#### Set task:
Omit all images. Transcribe the rest of the material below exactly.

#### Provided records:
┄┄┄┄┄┄

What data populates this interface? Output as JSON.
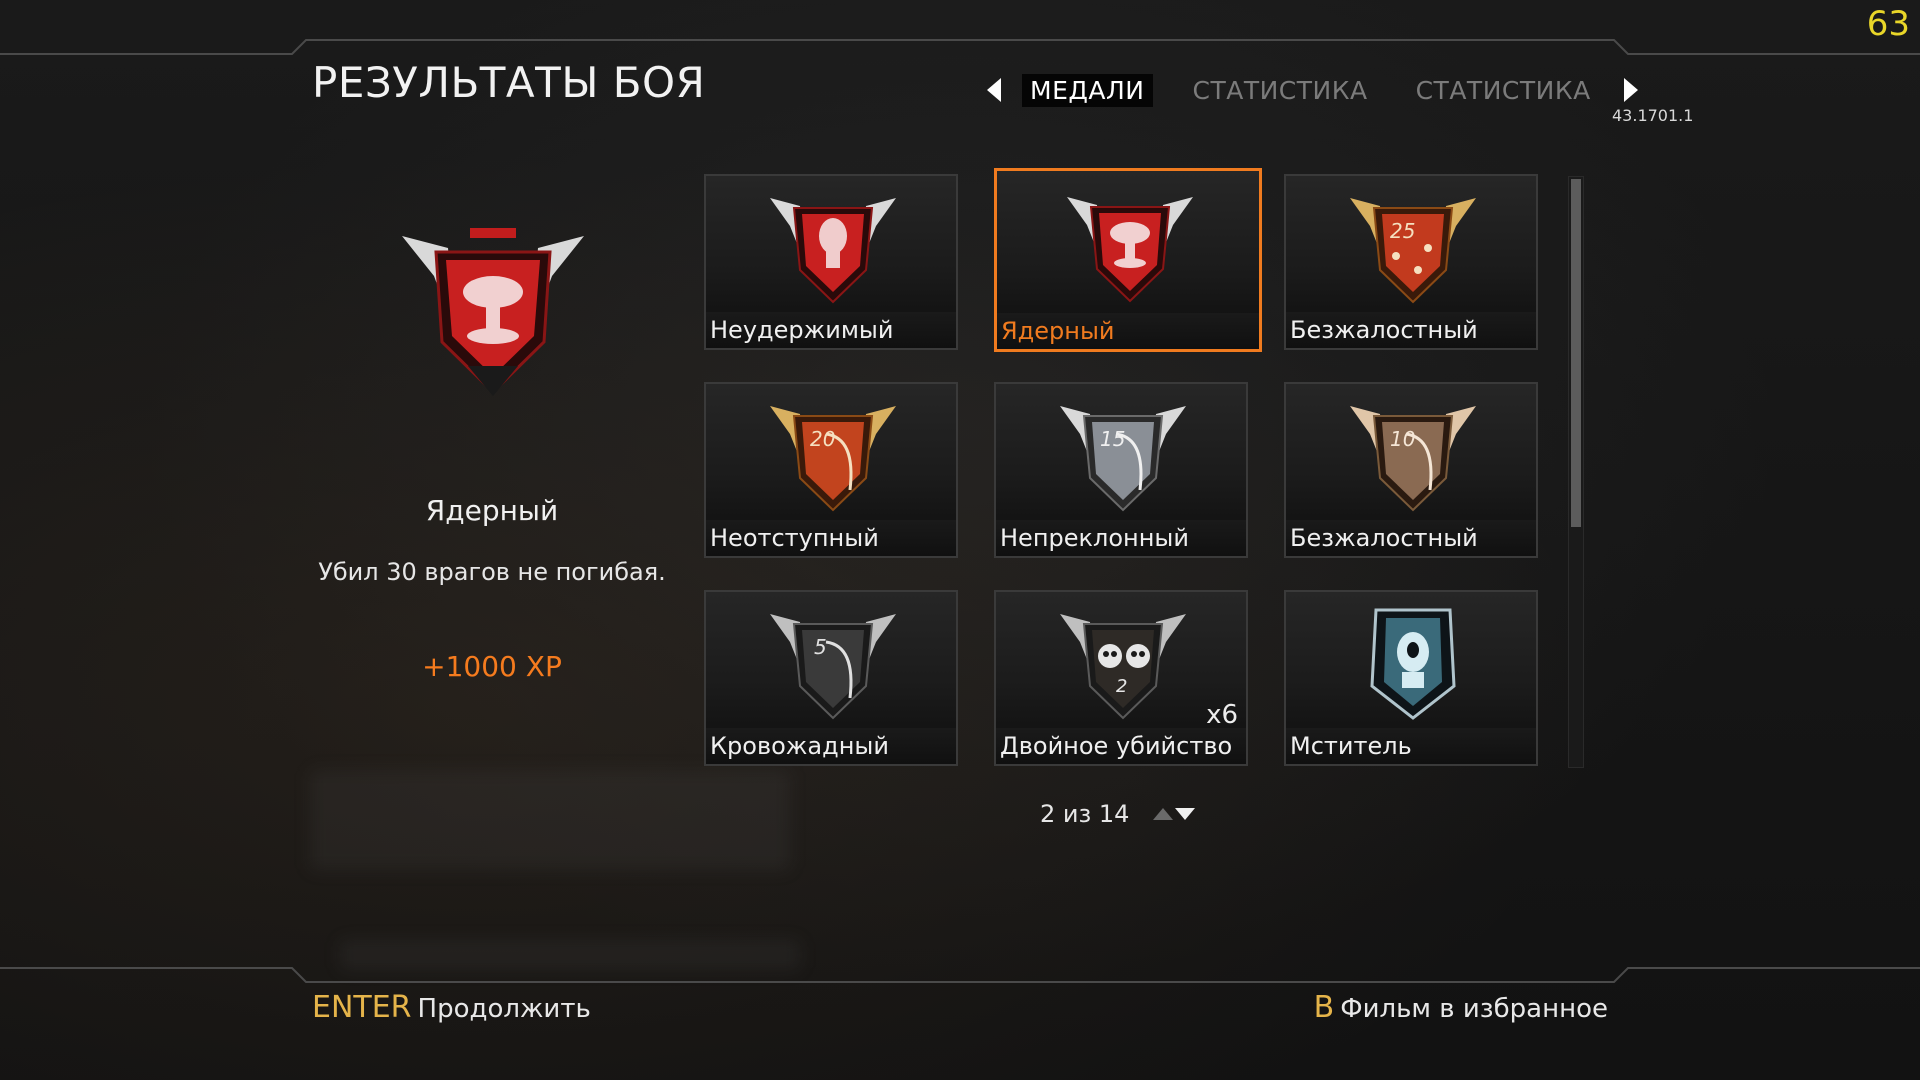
{
  "overlay": {
    "fps": "63",
    "version": "43.1701.1"
  },
  "header": {
    "title": "РЕЗУЛЬТАТЫ БОЯ",
    "tabs": [
      {
        "label": "МЕДАЛИ",
        "active": true
      },
      {
        "label": "СТАТИСТИКА",
        "active": false
      },
      {
        "label": "СТАТИСТИКА",
        "active": false
      }
    ]
  },
  "detail": {
    "name": "Ядерный",
    "description": "Убил 30 врагов не погибая.",
    "xp": "+1000 XP",
    "icon": "nuke-medal-icon"
  },
  "medals": [
    {
      "name": "Неудержимый",
      "icon": "unstoppable-medal-icon",
      "count": ""
    },
    {
      "name": "Ядерный",
      "icon": "nuke-medal-icon",
      "count": "",
      "selected": true
    },
    {
      "name": "Безжалостный",
      "icon": "ruthless-25-medal-icon",
      "count": ""
    },
    {
      "name": "Неотступный",
      "icon": "relentless-20-medal-icon",
      "count": ""
    },
    {
      "name": "Непреклонный",
      "icon": "merciless-15-medal-icon",
      "count": ""
    },
    {
      "name": "Безжалостный",
      "icon": "ruthless-10-medal-icon",
      "count": ""
    },
    {
      "name": "Кровожадный",
      "icon": "bloodthirsty-5-medal-icon",
      "count": ""
    },
    {
      "name": "Двойное убийство",
      "icon": "double-kill-medal-icon",
      "count": "x6"
    },
    {
      "name": "Мститель",
      "icon": "avenger-medal-icon",
      "count": ""
    }
  ],
  "pager": {
    "text": "2 из 14"
  },
  "footer": {
    "continue_key": "ENTER",
    "continue_label": "Продолжить",
    "bookmark_key": "B",
    "bookmark_label": "Фильм в избранное"
  },
  "colors": {
    "accent": "#f07b1f",
    "key": "#e5b44a",
    "fps": "#e9d629"
  }
}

┄┄┄┄┄┄

#### Result of the exercise:
What data populates this interface? Output as JSON.
{
  "overlay": {
    "fps": "63",
    "version": "43.1701.1"
  },
  "header": {
    "title": "РЕЗУЛЬТАТЫ БОЯ",
    "tabs": [
      {
        "label": "МЕДАЛИ",
        "active": true
      },
      {
        "label": "СТАТИСТИКА",
        "active": false
      },
      {
        "label": "СТАТИСТИКА",
        "active": false
      }
    ]
  },
  "detail": {
    "name": "Ядерный",
    "description": "Убил 30 врагов не погибая.",
    "xp": "+1000 XP",
    "icon": "nuke-medal-icon"
  },
  "medals": [
    {
      "name": "Неудержимый",
      "icon": "unstoppable-medal-icon",
      "count": ""
    },
    {
      "name": "Ядерный",
      "icon": "nuke-medal-icon",
      "count": "",
      "selected": true
    },
    {
      "name": "Безжалостный",
      "icon": "ruthless-25-medal-icon",
      "count": ""
    },
    {
      "name": "Неотступный",
      "icon": "relentless-20-medal-icon",
      "count": ""
    },
    {
      "name": "Непреклонный",
      "icon": "merciless-15-medal-icon",
      "count": ""
    },
    {
      "name": "Безжалостный",
      "icon": "ruthless-10-medal-icon",
      "count": ""
    },
    {
      "name": "Кровожадный",
      "icon": "bloodthirsty-5-medal-icon",
      "count": ""
    },
    {
      "name": "Двойное убийство",
      "icon": "double-kill-medal-icon",
      "count": "x6"
    },
    {
      "name": "Мститель",
      "icon": "avenger-medal-icon",
      "count": ""
    }
  ],
  "pager": {
    "text": "2 из 14"
  },
  "footer": {
    "continue_key": "ENTER",
    "continue_label": "Продолжить",
    "bookmark_key": "B",
    "bookmark_label": "Фильм в избранное"
  },
  "colors": {
    "accent": "#f07b1f",
    "key": "#e5b44a",
    "fps": "#e9d629"
  }
}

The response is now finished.